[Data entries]
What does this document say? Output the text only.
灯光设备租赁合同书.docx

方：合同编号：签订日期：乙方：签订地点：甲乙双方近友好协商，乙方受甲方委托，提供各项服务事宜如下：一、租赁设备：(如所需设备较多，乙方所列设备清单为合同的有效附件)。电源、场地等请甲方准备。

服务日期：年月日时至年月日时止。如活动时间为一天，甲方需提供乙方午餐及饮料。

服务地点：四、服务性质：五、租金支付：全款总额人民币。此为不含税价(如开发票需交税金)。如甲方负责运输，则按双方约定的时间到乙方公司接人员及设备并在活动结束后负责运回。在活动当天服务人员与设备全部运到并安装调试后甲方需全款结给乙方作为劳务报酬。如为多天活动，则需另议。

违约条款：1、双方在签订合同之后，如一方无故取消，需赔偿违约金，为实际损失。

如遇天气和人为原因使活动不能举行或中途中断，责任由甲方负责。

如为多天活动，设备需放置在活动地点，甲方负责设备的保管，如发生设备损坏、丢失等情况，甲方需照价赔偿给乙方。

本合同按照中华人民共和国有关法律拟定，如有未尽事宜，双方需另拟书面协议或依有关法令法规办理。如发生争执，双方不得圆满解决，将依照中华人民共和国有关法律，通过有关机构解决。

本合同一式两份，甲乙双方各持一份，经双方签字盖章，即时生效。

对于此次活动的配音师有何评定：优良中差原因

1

### STATED EXERCISE
What is the number of lines that contain "如为多天活动"? Reply with that number alone.

### RESPONSE TO THE TASK
2